- _Written task_:
Copy out every line below word for word, leaving out the pictures.

- _Exercise inputs_:
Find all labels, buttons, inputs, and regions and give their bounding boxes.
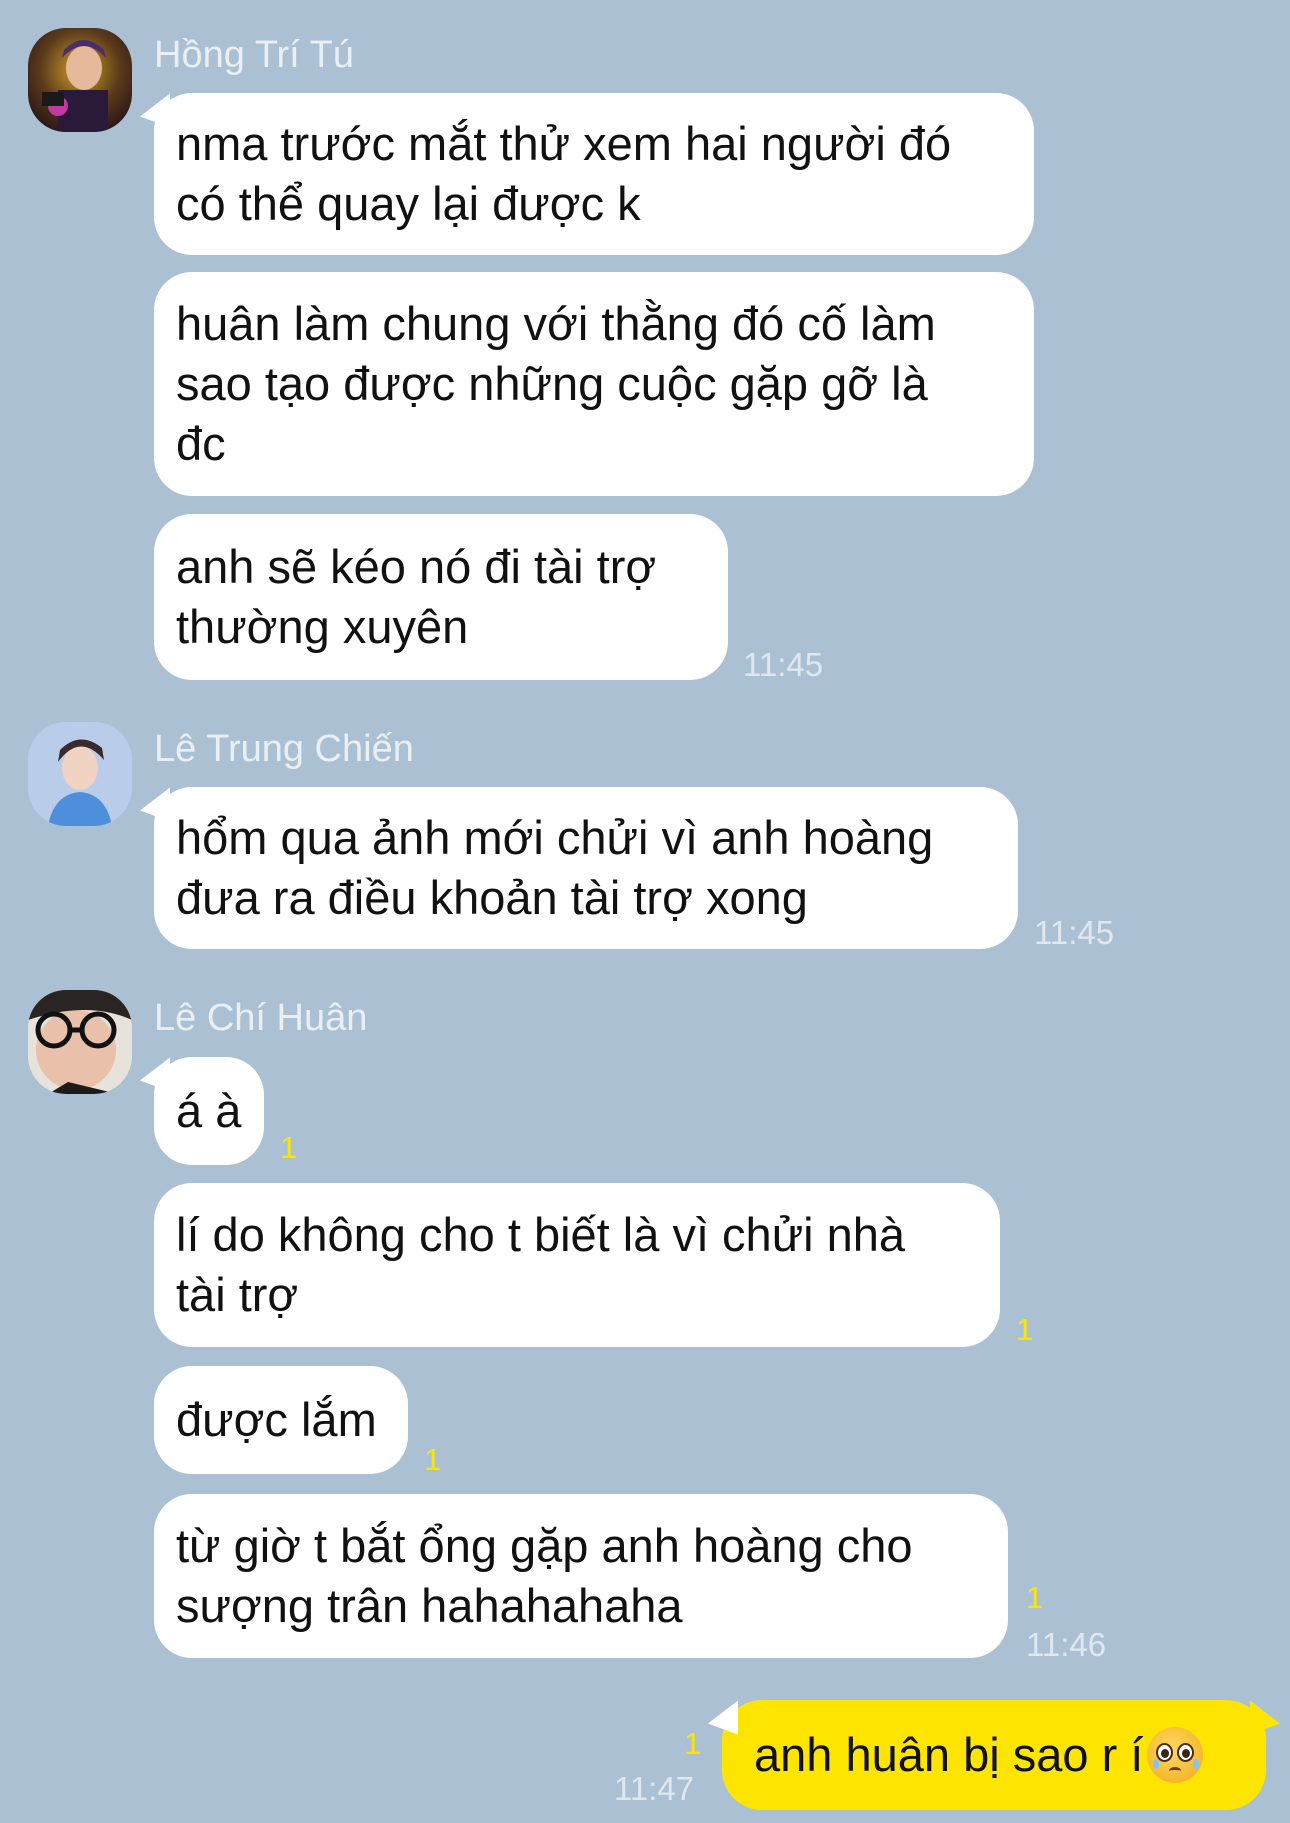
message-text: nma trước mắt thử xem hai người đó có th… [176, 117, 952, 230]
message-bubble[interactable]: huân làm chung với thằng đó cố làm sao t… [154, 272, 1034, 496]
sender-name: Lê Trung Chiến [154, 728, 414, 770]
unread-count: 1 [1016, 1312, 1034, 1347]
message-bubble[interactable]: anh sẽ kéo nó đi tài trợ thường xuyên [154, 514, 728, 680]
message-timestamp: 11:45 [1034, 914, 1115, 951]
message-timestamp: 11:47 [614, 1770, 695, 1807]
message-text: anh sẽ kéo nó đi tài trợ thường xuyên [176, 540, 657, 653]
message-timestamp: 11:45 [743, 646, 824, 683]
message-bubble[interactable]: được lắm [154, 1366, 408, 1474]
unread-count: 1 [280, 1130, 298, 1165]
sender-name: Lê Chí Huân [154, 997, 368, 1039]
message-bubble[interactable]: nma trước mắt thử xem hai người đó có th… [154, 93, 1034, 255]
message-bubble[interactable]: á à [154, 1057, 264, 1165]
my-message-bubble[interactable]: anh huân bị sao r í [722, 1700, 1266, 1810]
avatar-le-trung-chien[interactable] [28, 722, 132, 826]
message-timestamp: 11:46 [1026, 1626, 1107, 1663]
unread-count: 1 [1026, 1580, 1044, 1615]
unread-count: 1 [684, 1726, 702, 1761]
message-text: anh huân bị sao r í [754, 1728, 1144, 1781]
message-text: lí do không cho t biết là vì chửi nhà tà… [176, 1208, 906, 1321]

- _Solution_:
Find all labels, buttons, inputs, and regions and give their bounding boxes.
message-text: nma trước mắt thử xem hai người đó có th… [176, 117, 952, 230]
message-bubble[interactable]: huân làm chung với thằng đó cố làm sao t… [154, 272, 1034, 496]
sender-name: Lê Trung Chiến [154, 728, 414, 770]
unread-count: 1 [1016, 1312, 1034, 1347]
message-bubble[interactable]: anh sẽ kéo nó đi tài trợ thường xuyên [154, 514, 728, 680]
message-timestamp: 11:45 [1034, 914, 1115, 951]
message-timestamp: 11:47 [614, 1770, 695, 1807]
message-text: anh sẽ kéo nó đi tài trợ thường xuyên [176, 540, 657, 653]
message-timestamp: 11:45 [743, 646, 824, 683]
message-bubble[interactable]: được lắm [154, 1366, 408, 1474]
unread-count: 1 [280, 1130, 298, 1165]
sender-name: Lê Chí Huân [154, 997, 368, 1039]
message-bubble[interactable]: nma trước mắt thử xem hai người đó có th… [154, 93, 1034, 255]
message-bubble[interactable]: á à [154, 1057, 264, 1165]
my-message-bubble[interactable]: anh huân bị sao r í [722, 1700, 1266, 1810]
avatar-le-trung-chien[interactable] [28, 722, 132, 826]
message-timestamp: 11:46 [1026, 1626, 1107, 1663]
unread-count: 1 [1026, 1580, 1044, 1615]
unread-count: 1 [684, 1726, 702, 1761]
message-text: anh huân bị sao r í [754, 1728, 1144, 1781]
message-text: lí do không cho t biết là vì chửi nhà tà… [176, 1208, 906, 1321]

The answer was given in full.